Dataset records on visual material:
= = = = = = =

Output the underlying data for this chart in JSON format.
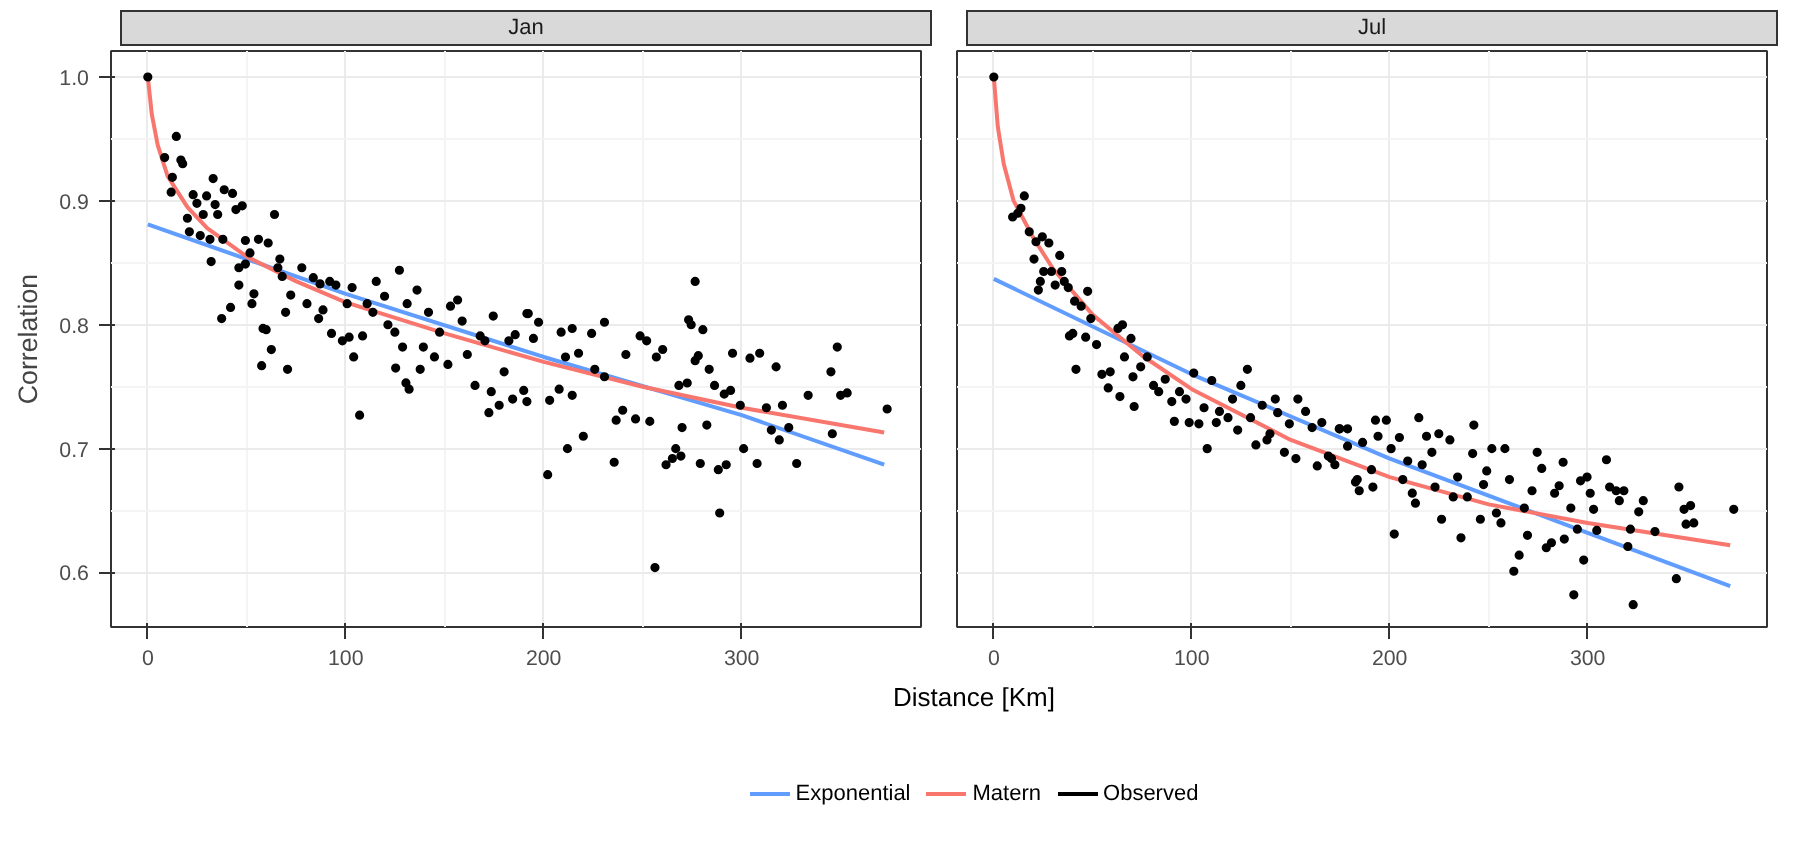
{
  "chart_data": [
    {
      "type": "scatter",
      "title": "Jan",
      "xlabel": "Distance [Km]",
      "ylabel": "Correlation",
      "xlim": [
        -18.6,
        390.6
      ],
      "ylim": [
        0.556,
        1.021
      ],
      "xticks": [
        0,
        100,
        200,
        300
      ],
      "yticks": [
        0.6,
        0.7,
        0.8,
        0.9,
        {
          "value": 1.0,
          "label": "1.0"
        }
      ],
      "grid": true,
      "legend": "bottom",
      "series": [
        {
          "name": "Exponential",
          "type": "line",
          "color": "#619cff",
          "x": [
            0,
            100,
            200,
            300,
            372
          ],
          "values": [
            0.881,
            0.825,
            0.774,
            0.727,
            0.687
          ]
        },
        {
          "name": "Matern",
          "type": "line",
          "color": "#f8766d",
          "x": [
            0,
            2,
            5,
            10,
            20,
            30,
            50,
            75,
            100,
            150,
            200,
            250,
            300,
            372
          ],
          "values": [
            1.0,
            0.97,
            0.945,
            0.92,
            0.895,
            0.878,
            0.855,
            0.835,
            0.818,
            0.793,
            0.77,
            0.75,
            0.733,
            0.713
          ]
        },
        {
          "name": "Observed",
          "marker": "circle",
          "color": "#000000",
          "x": [
            0,
            14.4,
            8.5,
            12.4,
            16.7,
            17.6,
            11.8,
            22.9,
            24.8,
            29.7,
            33,
            34,
            38.6,
            42.8,
            44.5,
            47.7,
            35.3,
            28,
            20,
            21,
            26.5,
            31.4,
            32,
            37.9,
            49.3,
            64,
            55.9,
            60.8,
            51.6,
            46,
            49.3,
            46,
            53.6,
            52.6,
            41.8,
            37.3,
            58.2,
            59.8,
            62.4,
            57.5,
            70.6,
            66.7,
            65.7,
            67.9,
            72.2,
            69.6,
            77.8,
            80.4,
            83.6,
            87,
            86.3,
            88.5,
            91.9,
            95,
            92.8,
            98.3,
            101.7,
            104,
            103.2,
            100.7,
            107,
            108.5,
            110.8,
            115.4,
            113.7,
            119.6,
            121.3,
            124.8,
            125.2,
            127.1,
            128.7,
            131,
            130.4,
            132,
            136,
            137.6,
            139.2,
            141.8,
            144.8,
            147.4,
            151.6,
            152.9,
            156.5,
            158.8,
            161.4,
            165.3,
            167.9,
            170.3,
            172.3,
            173.5,
            174.5,
            177.5,
            180,
            182.4,
            184.3,
            185.6,
            189.9,
            191.5,
            192.2,
            194.8,
            202,
            212,
            220,
            235.6,
            191.5,
            197.4,
            208.8,
            214.4,
            230.7,
            224.2,
            217.6,
            211,
            225.8,
            230.7,
            207.8,
            214.4,
            203,
            236.6,
            246.4,
            253.6,
            239.9,
            241.5,
            248.7,
            252,
            256.9,
            260.1,
            256.2,
            261.8,
            265,
            266.7,
            269.3,
            269.9,
            268.3,
            272.5,
            273.2,
            274.5,
            276.5,
            278.1,
            276.5,
            279.1,
            280.4,
            282.4,
            283.6,
            286.3,
            288.2,
            288.9,
            292.2,
            291.2,
            294.4,
            295.4,
            299.3,
            301,
            304.2,
            309.1,
            307.8,
            312.5,
            315,
            317.4,
            319,
            320.6,
            323.8,
            327.8,
            333.6,
            345.1,
            345.8,
            348.3,
            350,
            353.3,
            373.5
          ],
          "values": [
            1.0,
            0.952,
            0.935,
            0.919,
            0.933,
            0.93,
            0.907,
            0.905,
            0.898,
            0.904,
            0.918,
            0.897,
            0.909,
            0.906,
            0.893,
            0.896,
            0.889,
            0.889,
            0.886,
            0.875,
            0.872,
            0.869,
            0.851,
            0.869,
            0.868,
            0.889,
            0.869,
            0.866,
            0.858,
            0.846,
            0.849,
            0.832,
            0.825,
            0.817,
            0.814,
            0.805,
            0.797,
            0.796,
            0.78,
            0.767,
            0.764,
            0.853,
            0.846,
            0.839,
            0.824,
            0.81,
            0.846,
            0.817,
            0.838,
            0.833,
            0.805,
            0.812,
            0.835,
            0.832,
            0.793,
            0.787,
            0.79,
            0.774,
            0.83,
            0.817,
            0.727,
            0.791,
            0.817,
            0.835,
            0.81,
            0.823,
            0.8,
            0.794,
            0.765,
            0.844,
            0.782,
            0.817,
            0.753,
            0.748,
            0.828,
            0.764,
            0.782,
            0.81,
            0.774,
            0.794,
            0.768,
            0.815,
            0.82,
            0.803,
            0.776,
            0.751,
            0.791,
            0.787,
            0.729,
            0.746,
            0.807,
            0.735,
            0.762,
            0.787,
            0.74,
            0.792,
            0.747,
            0.738,
            0.809,
            0.789,
            0.679,
            0.7,
            0.71,
            0.689,
            0.809,
            0.802,
            0.794,
            0.797,
            0.802,
            0.793,
            0.777,
            0.774,
            0.764,
            0.758,
            0.748,
            0.743,
            0.739,
            0.723,
            0.724,
            0.722,
            0.731,
            0.776,
            0.791,
            0.787,
            0.774,
            0.78,
            0.604,
            0.687,
            0.692,
            0.7,
            0.694,
            0.717,
            0.751,
            0.753,
            0.804,
            0.8,
            0.835,
            0.775,
            0.771,
            0.688,
            0.796,
            0.719,
            0.764,
            0.751,
            0.683,
            0.648,
            0.687,
            0.744,
            0.747,
            0.777,
            0.735,
            0.7,
            0.773,
            0.777,
            0.688,
            0.733,
            0.715,
            0.766,
            0.707,
            0.735,
            0.717,
            0.688,
            0.743,
            0.762,
            0.712,
            0.782,
            0.743,
            0.745,
            0.732
          ]
        }
      ]
    },
    {
      "type": "scatter",
      "title": "Jul",
      "xlim": [
        -18.6,
        390.6
      ],
      "ylim": [
        0.556,
        1.021
      ],
      "xticks": [
        0,
        100,
        200,
        300
      ],
      "yticks": [
        0.6,
        0.7,
        0.8,
        0.9,
        1.0
      ],
      "tick_labels": "x",
      "grid": true,
      "series": [
        {
          "type": "line",
          "color": "#619cff",
          "x": [
            0,
            100,
            200,
            300,
            372
          ],
          "values": [
            0.837,
            0.76,
            0.692,
            0.632,
            0.589
          ]
        },
        {
          "type": "line",
          "color": "#f8766d",
          "x": [
            0,
            2,
            5,
            10,
            20,
            30,
            50,
            75,
            100,
            150,
            200,
            250,
            300,
            372
          ],
          "values": [
            1.0,
            0.96,
            0.93,
            0.9,
            0.87,
            0.845,
            0.808,
            0.775,
            0.748,
            0.707,
            0.677,
            0.655,
            0.64,
            0.622
          ]
        },
        {
          "marker": "circle",
          "color": "#000000",
          "x": [
            0,
            15.4,
            13.7,
            12.1,
            9.5,
            17.9,
            21.3,
            24.5,
            27.8,
            20.3,
            33.3,
            25.2,
            29.1,
            34.3,
            23.5,
            22.5,
            31,
            35.6,
            37.6,
            40.8,
            44.1,
            47.4,
            49,
            39.9,
            38.2,
            46.4,
            41.5,
            51.9,
            54.6,
            58.8,
            57.8,
            62.7,
            65,
            63.7,
            66,
            69.3,
            70.3,
            70.9,
            74.2,
            77.5,
            80.7,
            83.3,
            86.6,
            89.9,
            91.2,
            93.8,
            97.1,
            98.7,
            101,
            103.6,
            106.2,
            107.8,
            110.1,
            112.4,
            114,
            118.3,
            120.6,
            123.2,
            124.8,
            128.1,
            129.7,
            132.4,
            135.6,
            138,
            139.5,
            142.2,
            143.4,
            146.8,
            149.3,
            152.6,
            153.6,
            157.5,
            160.8,
            163.4,
            165.7,
            169,
            172.3,
            174.8,
            178.7,
            182.7,
            184.6,
            170.6,
            174.5,
            178.7,
            183.6,
            186.3,
            190.8,
            192.8,
            191.5,
            194.1,
            198.3,
            200.7,
            202.3,
            204.9,
            206.6,
            209.1,
            211.4,
            213,
            214.7,
            216.4,
            218.6,
            221.3,
            222.9,
            224.8,
            226.2,
            230.4,
            232.1,
            234.3,
            236,
            239.2,
            241.9,
            242.5,
            245.8,
            247.4,
            249,
            251.6,
            253.9,
            256.2,
            258.2,
            260.5,
            262.7,
            265.4,
            268,
            269.6,
            271.9,
            274.5,
            276.8,
            279.1,
            281.7,
            283.3,
            285.6,
            287.6,
            288.2,
            291.5,
            294.8,
            296.4,
            298,
            299.7,
            301.3,
            303,
            304.6,
            309.5,
            311.1,
            314.4,
            316,
            318.3,
            320.3,
            321.6,
            325.8,
            328.1,
            334,
            344.8,
            346.1,
            348.7,
            349.7,
            352,
            353.6,
            373.8,
            323,
            293
          ],
          "values": [
            1.0,
            0.904,
            0.894,
            0.89,
            0.887,
            0.875,
            0.867,
            0.871,
            0.866,
            0.853,
            0.856,
            0.843,
            0.843,
            0.843,
            0.835,
            0.828,
            0.832,
            0.835,
            0.83,
            0.819,
            0.815,
            0.827,
            0.805,
            0.793,
            0.791,
            0.79,
            0.764,
            0.784,
            0.76,
            0.762,
            0.749,
            0.797,
            0.8,
            0.742,
            0.774,
            0.789,
            0.758,
            0.734,
            0.766,
            0.774,
            0.751,
            0.746,
            0.756,
            0.738,
            0.722,
            0.746,
            0.74,
            0.721,
            0.761,
            0.72,
            0.733,
            0.7,
            0.755,
            0.721,
            0.73,
            0.725,
            0.74,
            0.715,
            0.751,
            0.764,
            0.725,
            0.703,
            0.735,
            0.707,
            0.712,
            0.74,
            0.729,
            0.697,
            0.72,
            0.692,
            0.74,
            0.73,
            0.717,
            0.686,
            0.721,
            0.694,
            0.687,
            0.716,
            0.702,
            0.673,
            0.666,
            0.692,
            0.716,
            0.716,
            0.675,
            0.705,
            0.683,
            0.723,
            0.669,
            0.71,
            0.723,
            0.7,
            0.631,
            0.709,
            0.675,
            0.69,
            0.664,
            0.656,
            0.725,
            0.687,
            0.71,
            0.697,
            0.669,
            0.712,
            0.643,
            0.707,
            0.661,
            0.677,
            0.628,
            0.661,
            0.696,
            0.719,
            0.643,
            0.671,
            0.682,
            0.7,
            0.648,
            0.64,
            0.7,
            0.675,
            0.601,
            0.614,
            0.652,
            0.63,
            0.666,
            0.697,
            0.684,
            0.62,
            0.624,
            0.664,
            0.67,
            0.689,
            0.627,
            0.652,
            0.635,
            0.674,
            0.61,
            0.677,
            0.664,
            0.651,
            0.634,
            0.691,
            0.669,
            0.666,
            0.658,
            0.666,
            0.621,
            0.635,
            0.649,
            0.658,
            0.633,
            0.595,
            0.669,
            0.651,
            0.639,
            0.654,
            0.64,
            0.651,
            0.574,
            0.582
          ]
        }
      ]
    }
  ]
}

= = = = = = =

## THE PROBLEM
Tally the lines holding the string "name" and give only the count.

## THE RESPONSE
3